一、概要描述
在上篇博文描述了TaskTracker启动一个独立的java进程来执行Map或Reduce任务。在本篇和下篇博文中我们会关注启动的那个入口是org.apache.hadoop.mapred.Child的这个Java进程是如何执行用户定义的map或Reduce任务的。
接上篇文章,TaskRunner线程执行中,会构造一个java –D** Child address port tasked这样第一个java命令,单独启动一个java进程。在Child的main函数中通过TaskUmbilicalProtocol协议,从TaskTracker获得需要执行的Task,并调用Task的run方法来执行,而Task的run方法会通过java反射机制构造Mapper,InputFormat,mapperContext,然后调用构造的mapper的run方法执行mapper操作。
二、 流程描述
1.Child类根据前面输入的三个参数,即tasktracher的地址、端口、taskid。通过TaskUmbilicalProtocol协议,从TaskTracker获得需要执行的Task,在Child的main函数中调用执行。

◆ ◆ ◆

任务目标 1: 根据原文段落，Child 的 main 函数是通过哪个协议从 TaskTracker 获得需要执行的 Task 的？

给定数据:
◆ ◆ ◆

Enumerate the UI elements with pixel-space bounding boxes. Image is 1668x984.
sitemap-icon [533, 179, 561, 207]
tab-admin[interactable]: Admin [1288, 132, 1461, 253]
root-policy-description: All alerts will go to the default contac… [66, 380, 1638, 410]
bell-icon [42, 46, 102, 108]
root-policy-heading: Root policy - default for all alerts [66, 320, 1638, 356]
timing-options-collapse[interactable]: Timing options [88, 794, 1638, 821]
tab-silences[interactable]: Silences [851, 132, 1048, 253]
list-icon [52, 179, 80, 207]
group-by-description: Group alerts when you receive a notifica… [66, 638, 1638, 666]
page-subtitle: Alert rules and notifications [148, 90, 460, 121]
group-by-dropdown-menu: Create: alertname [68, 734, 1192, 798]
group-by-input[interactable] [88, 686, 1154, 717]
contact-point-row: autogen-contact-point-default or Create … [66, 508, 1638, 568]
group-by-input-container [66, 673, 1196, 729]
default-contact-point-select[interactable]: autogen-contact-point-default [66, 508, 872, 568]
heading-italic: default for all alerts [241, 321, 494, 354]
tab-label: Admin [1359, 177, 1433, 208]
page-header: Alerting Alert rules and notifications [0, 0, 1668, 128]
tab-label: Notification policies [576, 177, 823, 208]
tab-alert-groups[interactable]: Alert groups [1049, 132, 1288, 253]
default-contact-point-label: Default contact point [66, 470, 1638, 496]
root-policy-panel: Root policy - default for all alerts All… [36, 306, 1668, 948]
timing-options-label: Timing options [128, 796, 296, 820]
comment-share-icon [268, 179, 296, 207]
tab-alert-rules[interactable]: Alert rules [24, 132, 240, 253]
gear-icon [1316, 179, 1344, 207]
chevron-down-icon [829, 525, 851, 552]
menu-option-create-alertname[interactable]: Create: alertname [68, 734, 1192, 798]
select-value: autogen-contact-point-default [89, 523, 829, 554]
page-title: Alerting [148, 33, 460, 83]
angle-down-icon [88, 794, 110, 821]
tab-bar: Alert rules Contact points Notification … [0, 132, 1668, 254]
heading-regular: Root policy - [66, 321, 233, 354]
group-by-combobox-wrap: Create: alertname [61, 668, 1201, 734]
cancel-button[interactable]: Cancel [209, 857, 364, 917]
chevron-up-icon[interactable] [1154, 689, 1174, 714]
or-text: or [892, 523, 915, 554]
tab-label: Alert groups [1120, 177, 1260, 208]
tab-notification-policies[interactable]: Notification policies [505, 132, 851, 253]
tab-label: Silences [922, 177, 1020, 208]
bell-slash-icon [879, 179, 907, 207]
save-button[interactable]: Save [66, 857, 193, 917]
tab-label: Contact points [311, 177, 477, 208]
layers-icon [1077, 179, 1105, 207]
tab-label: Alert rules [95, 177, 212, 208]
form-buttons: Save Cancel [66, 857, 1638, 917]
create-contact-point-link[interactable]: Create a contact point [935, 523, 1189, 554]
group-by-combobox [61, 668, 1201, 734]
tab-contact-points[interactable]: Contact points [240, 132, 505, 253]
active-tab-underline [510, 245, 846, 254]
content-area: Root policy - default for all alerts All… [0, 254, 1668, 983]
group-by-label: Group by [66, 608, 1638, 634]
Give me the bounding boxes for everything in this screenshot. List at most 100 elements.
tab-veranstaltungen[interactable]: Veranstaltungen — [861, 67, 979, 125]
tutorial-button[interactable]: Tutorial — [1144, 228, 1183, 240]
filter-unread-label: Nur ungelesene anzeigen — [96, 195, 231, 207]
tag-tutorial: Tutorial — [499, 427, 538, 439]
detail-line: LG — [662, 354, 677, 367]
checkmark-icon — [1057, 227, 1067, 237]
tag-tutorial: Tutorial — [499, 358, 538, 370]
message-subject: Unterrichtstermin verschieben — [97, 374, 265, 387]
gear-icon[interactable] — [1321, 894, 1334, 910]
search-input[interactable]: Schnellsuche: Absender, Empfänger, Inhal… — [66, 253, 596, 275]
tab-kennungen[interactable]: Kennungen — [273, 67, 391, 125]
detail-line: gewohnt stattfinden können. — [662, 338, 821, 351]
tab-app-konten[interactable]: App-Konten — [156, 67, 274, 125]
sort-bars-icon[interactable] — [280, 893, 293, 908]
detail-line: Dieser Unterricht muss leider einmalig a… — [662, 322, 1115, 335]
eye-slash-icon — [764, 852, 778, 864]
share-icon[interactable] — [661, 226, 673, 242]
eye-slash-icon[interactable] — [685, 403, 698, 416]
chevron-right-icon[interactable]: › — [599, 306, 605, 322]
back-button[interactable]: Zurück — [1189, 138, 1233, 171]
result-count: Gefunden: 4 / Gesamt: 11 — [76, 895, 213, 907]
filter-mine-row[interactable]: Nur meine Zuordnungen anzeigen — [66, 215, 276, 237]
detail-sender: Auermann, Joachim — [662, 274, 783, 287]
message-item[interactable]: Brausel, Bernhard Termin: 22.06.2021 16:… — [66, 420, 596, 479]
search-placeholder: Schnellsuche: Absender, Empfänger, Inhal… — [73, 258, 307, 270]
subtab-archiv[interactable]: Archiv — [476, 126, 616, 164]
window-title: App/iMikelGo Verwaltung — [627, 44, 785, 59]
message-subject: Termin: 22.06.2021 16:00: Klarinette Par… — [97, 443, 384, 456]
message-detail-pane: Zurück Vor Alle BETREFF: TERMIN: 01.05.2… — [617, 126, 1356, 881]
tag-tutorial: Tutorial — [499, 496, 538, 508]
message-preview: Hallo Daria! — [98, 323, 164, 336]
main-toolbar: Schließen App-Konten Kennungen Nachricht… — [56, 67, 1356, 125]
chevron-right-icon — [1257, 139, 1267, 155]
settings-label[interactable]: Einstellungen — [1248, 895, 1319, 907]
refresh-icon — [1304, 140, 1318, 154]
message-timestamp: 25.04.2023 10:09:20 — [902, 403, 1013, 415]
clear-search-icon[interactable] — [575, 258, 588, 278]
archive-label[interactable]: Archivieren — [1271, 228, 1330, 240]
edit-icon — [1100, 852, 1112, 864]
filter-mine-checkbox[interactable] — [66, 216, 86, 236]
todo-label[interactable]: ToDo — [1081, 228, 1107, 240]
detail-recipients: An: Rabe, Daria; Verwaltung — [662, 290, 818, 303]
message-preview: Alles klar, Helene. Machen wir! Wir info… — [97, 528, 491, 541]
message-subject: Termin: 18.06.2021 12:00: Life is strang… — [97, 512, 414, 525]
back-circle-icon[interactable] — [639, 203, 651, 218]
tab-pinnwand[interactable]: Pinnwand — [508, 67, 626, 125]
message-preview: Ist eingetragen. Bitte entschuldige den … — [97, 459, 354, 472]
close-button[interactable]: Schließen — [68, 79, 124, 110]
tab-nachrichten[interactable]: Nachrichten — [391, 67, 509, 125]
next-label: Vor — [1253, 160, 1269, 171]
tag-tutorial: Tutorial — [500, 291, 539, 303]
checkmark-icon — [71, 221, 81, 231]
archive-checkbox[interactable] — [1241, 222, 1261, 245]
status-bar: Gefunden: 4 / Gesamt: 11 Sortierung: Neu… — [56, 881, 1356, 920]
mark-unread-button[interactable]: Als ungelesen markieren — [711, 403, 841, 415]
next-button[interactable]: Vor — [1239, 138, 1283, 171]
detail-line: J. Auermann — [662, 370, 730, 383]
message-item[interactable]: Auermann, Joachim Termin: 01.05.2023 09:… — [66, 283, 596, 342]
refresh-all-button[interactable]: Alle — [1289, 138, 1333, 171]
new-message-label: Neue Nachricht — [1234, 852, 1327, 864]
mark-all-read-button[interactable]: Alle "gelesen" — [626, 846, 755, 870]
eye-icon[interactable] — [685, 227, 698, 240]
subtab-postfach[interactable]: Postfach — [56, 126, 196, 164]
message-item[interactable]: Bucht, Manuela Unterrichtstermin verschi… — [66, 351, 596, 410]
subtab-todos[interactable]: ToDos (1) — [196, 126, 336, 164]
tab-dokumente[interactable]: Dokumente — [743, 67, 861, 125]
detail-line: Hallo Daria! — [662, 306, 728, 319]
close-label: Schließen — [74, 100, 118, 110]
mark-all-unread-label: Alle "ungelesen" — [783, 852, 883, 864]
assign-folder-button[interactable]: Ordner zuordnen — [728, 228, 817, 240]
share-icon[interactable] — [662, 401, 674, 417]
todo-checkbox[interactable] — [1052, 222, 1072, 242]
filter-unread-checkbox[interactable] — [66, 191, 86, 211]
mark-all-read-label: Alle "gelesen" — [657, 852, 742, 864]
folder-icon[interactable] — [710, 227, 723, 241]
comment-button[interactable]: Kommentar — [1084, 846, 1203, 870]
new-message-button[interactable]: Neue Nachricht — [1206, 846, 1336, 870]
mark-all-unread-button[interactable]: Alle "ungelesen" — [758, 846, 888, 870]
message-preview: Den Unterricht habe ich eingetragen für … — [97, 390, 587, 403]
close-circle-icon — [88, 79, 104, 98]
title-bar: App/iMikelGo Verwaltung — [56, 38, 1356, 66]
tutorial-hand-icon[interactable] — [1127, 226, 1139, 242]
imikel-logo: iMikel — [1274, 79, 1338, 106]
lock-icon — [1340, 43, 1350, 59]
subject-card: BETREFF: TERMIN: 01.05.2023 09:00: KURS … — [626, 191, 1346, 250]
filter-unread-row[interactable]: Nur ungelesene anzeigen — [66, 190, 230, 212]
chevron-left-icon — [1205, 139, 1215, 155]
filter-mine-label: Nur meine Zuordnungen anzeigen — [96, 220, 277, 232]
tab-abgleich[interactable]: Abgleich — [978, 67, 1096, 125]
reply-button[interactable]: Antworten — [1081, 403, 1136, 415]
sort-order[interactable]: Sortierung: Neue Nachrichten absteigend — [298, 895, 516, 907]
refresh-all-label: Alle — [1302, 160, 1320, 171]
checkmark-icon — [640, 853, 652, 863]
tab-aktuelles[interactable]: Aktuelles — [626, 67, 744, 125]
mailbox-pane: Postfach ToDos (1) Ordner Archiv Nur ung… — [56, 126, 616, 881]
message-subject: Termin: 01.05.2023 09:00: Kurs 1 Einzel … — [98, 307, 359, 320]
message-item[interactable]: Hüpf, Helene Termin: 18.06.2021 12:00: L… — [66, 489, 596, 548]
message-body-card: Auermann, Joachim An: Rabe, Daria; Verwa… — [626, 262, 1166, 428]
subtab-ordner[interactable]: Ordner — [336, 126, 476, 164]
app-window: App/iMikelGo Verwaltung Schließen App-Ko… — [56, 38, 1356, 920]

◆ ◆ ◆

任务目标 2: 请从条目的第一行开始，到包含“contact-point-row: autogen-contact-point-default or”的那一行为止（首尾两行都算在内），把其中的“alerts”替换为“warnings”，其余内容保持不变，并只写出这些行。

任务结果 1: 通过 TaskUmbilicalProtocol 协议。

任务结果 2:
Enumerate the UI elements with pixel-space bounding boxes. Image is 1668x984.
sitemap-icon [533, 179, 561, 207]
tab-admin[interactable]: Admin [1288, 132, 1461, 253]
root-policy-description: All warnings will go to the default contac… [66, 380, 1638, 410]
bell-icon [42, 46, 102, 108]
root-policy-heading: Root policy - default for all warnings [66, 320, 1638, 356]
timing-options-collapse[interactable]: Timing options [88, 794, 1638, 821]
tab-silences[interactable]: Silences [851, 132, 1048, 253]
list-icon [52, 179, 80, 207]
group-by-description: Group warnings when you receive a notifica… [66, 638, 1638, 666]
page-subtitle: Alert rules and notifications [148, 90, 460, 121]
group-by-dropdown-menu: Create: alertname [68, 734, 1192, 798]
group-by-input[interactable] [88, 686, 1154, 717]
contact-point-row: autogen-contact-point-default or Create … [66, 508, 1638, 568]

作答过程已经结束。